* Problem statement:
Only lines with the word "Temperature" are needed; collect each of them from the listing below.
┌──
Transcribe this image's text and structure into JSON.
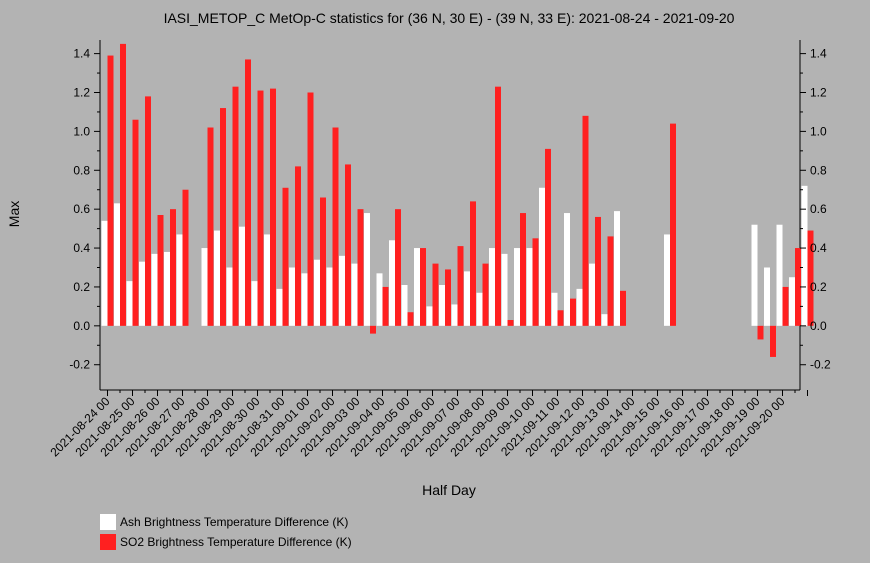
{
  "chart_data": {
    "type": "bar",
    "title": "IASI_METOP_C MetOp-C statistics for (36 N, 30 E) - (39 N, 33 E): 2021-08-24 - 2021-09-20",
    "xlabel": "Half Day",
    "ylabel": "Max",
    "ylim": [
      -0.33,
      1.47
    ],
    "yticks": [
      "-0.2",
      "0.0",
      "0.2",
      "0.4",
      "0.6",
      "0.8",
      "1.0",
      "1.2",
      "1.4"
    ],
    "ytick_values": [
      -0.2,
      0.0,
      0.2,
      0.4,
      0.6,
      0.8,
      1.0,
      1.2,
      1.4
    ],
    "date_labels": [
      "2021-08-24 00",
      "2021-08-25 00",
      "2021-08-26 00",
      "2021-08-27 00",
      "2021-08-28 00",
      "2021-08-29 00",
      "2021-08-30 00",
      "2021-08-31 00",
      "2021-09-01 00",
      "2021-09-02 00",
      "2021-09-03 00",
      "2021-09-04 00",
      "2021-09-05 00",
      "2021-09-06 00",
      "2021-09-07 00",
      "2021-09-08 00",
      "2021-09-09 00",
      "2021-09-10 00",
      "2021-09-11 00",
      "2021-09-12 00",
      "2021-09-13 00",
      "2021-09-14 00",
      "2021-09-15 00",
      "2021-09-16 00",
      "2021-09-17 00",
      "2021-09-18 00",
      "2021-09-19 00",
      "2021-09-20 00"
    ],
    "grid": false,
    "legend": "bottom-left",
    "series": [
      {
        "name": "Ash Brightness Temperature Difference (K)",
        "color": "#ffffff",
        "values": [
          0.54,
          0.63,
          0.23,
          0.33,
          0.37,
          0.38,
          0.47,
          null,
          0.4,
          0.49,
          0.3,
          0.51,
          0.23,
          0.47,
          0.19,
          0.3,
          0.27,
          0.34,
          0.3,
          0.36,
          0.32,
          0.58,
          0.27,
          0.44,
          0.21,
          0.4,
          0.1,
          0.21,
          0.11,
          0.28,
          0.17,
          0.4,
          0.37,
          0.4,
          0.4,
          0.71,
          0.17,
          0.58,
          0.19,
          0.32,
          0.06,
          0.59,
          null,
          null,
          null,
          0.47,
          null,
          null,
          null,
          null,
          null,
          null,
          0.52,
          0.3,
          0.52,
          0.25,
          0.72
        ]
      },
      {
        "name": "SO2 Brightness Temperature Difference (K)",
        "color": "#ff2020",
        "values": [
          1.39,
          1.45,
          1.06,
          1.18,
          0.57,
          0.6,
          0.7,
          null,
          1.02,
          1.12,
          1.23,
          1.37,
          1.21,
          1.22,
          0.71,
          0.82,
          1.2,
          0.66,
          1.02,
          0.83,
          0.6,
          -0.04,
          0.2,
          0.6,
          0.07,
          0.4,
          0.32,
          0.29,
          0.41,
          0.64,
          0.32,
          1.23,
          0.03,
          0.58,
          0.45,
          0.91,
          0.08,
          0.14,
          1.08,
          0.56,
          0.46,
          0.18,
          null,
          null,
          null,
          1.04,
          null,
          null,
          null,
          null,
          null,
          null,
          -0.07,
          -0.16,
          0.2,
          0.4,
          0.49
        ]
      }
    ]
  }
}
└──
* Solution:
        "name": "Ash Brightness Temperature Difference (K)",
        "name": "SO2 Brightness Temperature Difference (K)",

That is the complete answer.